[begin LISTING]

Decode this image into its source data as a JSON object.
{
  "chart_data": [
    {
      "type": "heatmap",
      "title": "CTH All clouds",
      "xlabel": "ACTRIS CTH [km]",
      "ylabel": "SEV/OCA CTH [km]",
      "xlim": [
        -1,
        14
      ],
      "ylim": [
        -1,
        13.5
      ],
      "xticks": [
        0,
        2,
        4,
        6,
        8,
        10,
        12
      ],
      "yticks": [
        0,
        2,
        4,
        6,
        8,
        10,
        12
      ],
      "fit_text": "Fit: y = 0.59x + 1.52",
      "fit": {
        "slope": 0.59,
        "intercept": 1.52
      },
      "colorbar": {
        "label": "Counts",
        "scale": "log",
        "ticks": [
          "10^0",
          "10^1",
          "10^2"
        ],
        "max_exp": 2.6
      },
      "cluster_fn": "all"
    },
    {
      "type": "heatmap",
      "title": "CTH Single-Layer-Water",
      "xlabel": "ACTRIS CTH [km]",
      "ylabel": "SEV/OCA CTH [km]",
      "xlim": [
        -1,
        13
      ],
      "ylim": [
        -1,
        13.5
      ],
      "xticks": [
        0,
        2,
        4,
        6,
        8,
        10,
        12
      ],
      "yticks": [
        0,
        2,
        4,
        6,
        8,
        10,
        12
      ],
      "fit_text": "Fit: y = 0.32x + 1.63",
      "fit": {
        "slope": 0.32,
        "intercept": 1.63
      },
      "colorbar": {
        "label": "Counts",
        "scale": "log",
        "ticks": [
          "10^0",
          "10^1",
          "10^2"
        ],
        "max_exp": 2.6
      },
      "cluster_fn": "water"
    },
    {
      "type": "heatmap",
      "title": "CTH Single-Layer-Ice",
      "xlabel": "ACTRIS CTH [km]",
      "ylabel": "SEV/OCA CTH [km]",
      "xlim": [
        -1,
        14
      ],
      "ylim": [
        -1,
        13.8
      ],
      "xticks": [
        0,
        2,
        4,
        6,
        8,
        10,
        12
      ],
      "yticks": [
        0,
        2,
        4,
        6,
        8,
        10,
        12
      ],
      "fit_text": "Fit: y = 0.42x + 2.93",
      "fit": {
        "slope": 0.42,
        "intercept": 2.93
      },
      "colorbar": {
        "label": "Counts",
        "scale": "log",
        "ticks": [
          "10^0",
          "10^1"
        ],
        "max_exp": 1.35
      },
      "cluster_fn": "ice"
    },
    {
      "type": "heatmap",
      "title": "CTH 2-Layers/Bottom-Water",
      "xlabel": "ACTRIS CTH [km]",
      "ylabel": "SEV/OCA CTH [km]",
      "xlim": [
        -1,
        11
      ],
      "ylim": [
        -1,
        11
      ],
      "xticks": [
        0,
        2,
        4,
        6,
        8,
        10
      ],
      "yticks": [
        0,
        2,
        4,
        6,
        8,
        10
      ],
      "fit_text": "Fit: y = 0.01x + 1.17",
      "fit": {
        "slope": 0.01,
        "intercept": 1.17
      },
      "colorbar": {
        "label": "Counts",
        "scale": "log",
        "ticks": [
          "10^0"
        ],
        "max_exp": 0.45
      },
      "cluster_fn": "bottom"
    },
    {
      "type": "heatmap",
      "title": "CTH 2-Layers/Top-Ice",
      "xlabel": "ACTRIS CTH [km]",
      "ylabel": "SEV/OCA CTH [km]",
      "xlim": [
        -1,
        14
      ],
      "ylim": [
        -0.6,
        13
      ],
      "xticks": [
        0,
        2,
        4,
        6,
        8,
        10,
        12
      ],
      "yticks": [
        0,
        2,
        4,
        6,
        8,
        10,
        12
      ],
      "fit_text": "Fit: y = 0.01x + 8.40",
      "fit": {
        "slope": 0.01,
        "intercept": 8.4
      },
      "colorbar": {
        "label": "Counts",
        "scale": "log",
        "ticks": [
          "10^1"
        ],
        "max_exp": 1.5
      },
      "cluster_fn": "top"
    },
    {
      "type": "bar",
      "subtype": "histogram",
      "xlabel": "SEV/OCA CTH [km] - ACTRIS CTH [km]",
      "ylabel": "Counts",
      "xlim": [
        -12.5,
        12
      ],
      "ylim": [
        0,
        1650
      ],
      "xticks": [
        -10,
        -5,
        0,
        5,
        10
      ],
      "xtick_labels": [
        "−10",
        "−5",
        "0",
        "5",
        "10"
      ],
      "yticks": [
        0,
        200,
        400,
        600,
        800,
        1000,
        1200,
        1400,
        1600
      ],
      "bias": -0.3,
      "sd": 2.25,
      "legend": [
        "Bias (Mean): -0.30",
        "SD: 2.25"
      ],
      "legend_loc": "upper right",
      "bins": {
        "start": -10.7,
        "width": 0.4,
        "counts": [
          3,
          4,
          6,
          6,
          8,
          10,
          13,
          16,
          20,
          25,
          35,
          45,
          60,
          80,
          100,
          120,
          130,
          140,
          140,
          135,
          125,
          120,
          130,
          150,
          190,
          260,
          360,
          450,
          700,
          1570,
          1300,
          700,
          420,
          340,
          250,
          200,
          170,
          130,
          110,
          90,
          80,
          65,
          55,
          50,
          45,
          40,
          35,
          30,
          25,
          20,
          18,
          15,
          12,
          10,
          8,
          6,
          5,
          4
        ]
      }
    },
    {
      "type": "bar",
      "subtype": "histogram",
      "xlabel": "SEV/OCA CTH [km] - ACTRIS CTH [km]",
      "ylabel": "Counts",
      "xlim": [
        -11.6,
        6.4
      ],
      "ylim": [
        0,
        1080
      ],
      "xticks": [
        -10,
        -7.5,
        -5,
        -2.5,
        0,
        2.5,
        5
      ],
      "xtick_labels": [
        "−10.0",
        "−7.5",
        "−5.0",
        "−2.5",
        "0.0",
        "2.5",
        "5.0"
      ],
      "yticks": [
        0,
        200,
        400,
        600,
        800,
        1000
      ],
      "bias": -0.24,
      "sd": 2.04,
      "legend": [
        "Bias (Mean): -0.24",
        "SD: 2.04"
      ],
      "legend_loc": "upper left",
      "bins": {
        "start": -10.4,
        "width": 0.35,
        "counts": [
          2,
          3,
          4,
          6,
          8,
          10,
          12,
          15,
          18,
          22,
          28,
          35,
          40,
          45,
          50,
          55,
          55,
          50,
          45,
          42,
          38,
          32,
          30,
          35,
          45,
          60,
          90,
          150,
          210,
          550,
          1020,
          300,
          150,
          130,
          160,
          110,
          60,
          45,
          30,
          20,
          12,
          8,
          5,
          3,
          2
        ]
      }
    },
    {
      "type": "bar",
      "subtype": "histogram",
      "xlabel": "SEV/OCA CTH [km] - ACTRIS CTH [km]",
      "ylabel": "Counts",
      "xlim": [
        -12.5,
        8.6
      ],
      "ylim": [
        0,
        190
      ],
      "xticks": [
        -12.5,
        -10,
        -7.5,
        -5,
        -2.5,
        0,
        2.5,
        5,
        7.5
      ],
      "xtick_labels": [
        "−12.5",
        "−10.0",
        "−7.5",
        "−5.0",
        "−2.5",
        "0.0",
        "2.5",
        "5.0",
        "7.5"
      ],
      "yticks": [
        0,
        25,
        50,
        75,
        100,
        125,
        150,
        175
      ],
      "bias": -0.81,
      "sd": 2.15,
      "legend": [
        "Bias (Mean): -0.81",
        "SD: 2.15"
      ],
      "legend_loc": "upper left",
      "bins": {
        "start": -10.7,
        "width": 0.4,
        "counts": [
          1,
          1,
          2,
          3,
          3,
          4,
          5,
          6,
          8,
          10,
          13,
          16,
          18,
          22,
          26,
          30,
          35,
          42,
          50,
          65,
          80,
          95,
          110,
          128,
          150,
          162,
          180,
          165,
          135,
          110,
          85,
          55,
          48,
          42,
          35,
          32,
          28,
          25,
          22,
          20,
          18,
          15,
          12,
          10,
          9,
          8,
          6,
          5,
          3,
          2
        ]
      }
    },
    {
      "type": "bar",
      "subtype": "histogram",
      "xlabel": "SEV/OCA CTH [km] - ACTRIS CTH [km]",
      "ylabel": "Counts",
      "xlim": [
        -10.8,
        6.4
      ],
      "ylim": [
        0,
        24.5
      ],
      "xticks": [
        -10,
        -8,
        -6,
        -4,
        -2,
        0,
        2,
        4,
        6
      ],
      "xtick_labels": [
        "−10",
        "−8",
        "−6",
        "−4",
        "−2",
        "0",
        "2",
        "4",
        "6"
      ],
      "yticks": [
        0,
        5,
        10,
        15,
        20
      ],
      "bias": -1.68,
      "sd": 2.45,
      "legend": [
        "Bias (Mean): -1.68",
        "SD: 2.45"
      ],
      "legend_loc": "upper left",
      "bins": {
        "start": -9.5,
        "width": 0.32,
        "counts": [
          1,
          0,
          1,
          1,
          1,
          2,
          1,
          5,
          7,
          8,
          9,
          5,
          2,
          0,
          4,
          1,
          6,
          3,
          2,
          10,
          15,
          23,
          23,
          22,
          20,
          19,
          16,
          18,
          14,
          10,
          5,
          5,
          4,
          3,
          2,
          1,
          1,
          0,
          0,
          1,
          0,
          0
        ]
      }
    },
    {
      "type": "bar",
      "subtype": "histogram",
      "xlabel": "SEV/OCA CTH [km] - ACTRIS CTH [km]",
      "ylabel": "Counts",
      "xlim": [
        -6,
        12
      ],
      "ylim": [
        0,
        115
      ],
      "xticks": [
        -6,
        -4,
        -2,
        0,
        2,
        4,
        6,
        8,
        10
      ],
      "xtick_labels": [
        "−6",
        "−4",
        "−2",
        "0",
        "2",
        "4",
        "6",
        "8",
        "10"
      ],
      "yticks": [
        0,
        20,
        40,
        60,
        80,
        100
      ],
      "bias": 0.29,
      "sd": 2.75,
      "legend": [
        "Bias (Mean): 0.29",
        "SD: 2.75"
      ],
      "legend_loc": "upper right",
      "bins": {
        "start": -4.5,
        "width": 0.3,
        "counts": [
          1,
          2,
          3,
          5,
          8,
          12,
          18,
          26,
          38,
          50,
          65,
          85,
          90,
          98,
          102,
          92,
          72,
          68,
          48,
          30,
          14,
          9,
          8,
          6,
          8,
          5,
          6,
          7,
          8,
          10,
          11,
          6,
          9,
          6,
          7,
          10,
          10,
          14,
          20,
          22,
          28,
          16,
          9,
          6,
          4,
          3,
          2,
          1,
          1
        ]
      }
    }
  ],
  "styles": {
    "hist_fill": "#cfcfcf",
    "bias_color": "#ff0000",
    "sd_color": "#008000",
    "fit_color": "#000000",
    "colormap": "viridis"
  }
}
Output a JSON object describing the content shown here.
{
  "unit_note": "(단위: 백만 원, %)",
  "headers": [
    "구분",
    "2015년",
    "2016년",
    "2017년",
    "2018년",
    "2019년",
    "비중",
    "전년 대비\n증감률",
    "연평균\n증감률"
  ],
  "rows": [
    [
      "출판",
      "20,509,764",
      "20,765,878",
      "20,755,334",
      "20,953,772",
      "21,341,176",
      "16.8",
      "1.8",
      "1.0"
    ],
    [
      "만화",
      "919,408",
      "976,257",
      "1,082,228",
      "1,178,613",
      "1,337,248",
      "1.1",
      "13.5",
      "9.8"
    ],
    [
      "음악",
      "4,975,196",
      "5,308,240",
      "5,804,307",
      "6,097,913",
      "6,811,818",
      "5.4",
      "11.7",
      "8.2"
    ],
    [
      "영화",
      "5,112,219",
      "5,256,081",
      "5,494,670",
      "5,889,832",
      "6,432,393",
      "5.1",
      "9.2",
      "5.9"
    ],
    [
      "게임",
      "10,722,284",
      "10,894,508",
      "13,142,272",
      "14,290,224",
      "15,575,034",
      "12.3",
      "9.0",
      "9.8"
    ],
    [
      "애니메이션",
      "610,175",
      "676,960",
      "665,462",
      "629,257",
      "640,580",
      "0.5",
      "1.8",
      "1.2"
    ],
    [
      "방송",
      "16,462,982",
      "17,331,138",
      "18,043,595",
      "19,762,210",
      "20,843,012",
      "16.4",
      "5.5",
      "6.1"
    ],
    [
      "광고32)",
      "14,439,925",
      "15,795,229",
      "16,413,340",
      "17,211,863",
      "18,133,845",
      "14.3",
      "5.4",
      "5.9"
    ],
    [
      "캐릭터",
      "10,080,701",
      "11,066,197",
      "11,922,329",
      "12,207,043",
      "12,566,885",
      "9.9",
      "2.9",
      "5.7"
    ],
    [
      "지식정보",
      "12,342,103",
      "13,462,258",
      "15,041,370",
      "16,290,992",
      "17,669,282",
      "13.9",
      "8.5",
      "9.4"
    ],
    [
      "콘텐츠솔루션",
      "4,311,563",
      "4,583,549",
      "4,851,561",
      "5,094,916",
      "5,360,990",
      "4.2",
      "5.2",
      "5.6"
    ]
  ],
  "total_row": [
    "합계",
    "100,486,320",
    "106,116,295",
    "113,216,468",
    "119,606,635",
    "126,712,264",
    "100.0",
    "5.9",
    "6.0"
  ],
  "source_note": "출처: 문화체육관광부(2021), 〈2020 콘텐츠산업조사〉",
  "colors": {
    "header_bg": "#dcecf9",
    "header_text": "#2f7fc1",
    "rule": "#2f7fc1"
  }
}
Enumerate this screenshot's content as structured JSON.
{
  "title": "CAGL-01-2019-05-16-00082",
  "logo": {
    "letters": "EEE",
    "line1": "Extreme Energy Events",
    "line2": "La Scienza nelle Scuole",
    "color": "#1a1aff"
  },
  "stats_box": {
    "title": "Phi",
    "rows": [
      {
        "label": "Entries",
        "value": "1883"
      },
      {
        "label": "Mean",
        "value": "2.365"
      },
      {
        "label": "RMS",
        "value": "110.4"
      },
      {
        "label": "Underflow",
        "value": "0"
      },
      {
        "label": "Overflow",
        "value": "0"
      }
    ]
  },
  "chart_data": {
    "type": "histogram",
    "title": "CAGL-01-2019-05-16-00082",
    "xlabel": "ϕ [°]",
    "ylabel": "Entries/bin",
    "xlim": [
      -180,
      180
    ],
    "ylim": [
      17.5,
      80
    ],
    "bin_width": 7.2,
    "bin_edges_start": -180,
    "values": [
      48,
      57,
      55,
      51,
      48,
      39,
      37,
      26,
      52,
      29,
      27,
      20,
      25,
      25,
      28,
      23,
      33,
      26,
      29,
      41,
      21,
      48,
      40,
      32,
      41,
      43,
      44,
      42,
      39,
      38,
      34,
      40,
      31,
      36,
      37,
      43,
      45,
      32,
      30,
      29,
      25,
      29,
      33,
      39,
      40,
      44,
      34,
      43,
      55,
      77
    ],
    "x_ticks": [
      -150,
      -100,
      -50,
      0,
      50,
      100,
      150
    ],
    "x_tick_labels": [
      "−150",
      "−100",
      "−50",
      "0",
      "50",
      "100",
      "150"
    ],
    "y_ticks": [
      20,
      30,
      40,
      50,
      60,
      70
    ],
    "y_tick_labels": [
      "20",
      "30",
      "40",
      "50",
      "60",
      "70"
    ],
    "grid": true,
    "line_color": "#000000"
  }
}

[end LISTING]

◆ AIM OF THE EXERCISE: Of all the lines above, how many contain "intercept"? Give the number and nothing more.

◆ REPLY TO THE EXERCISE: 5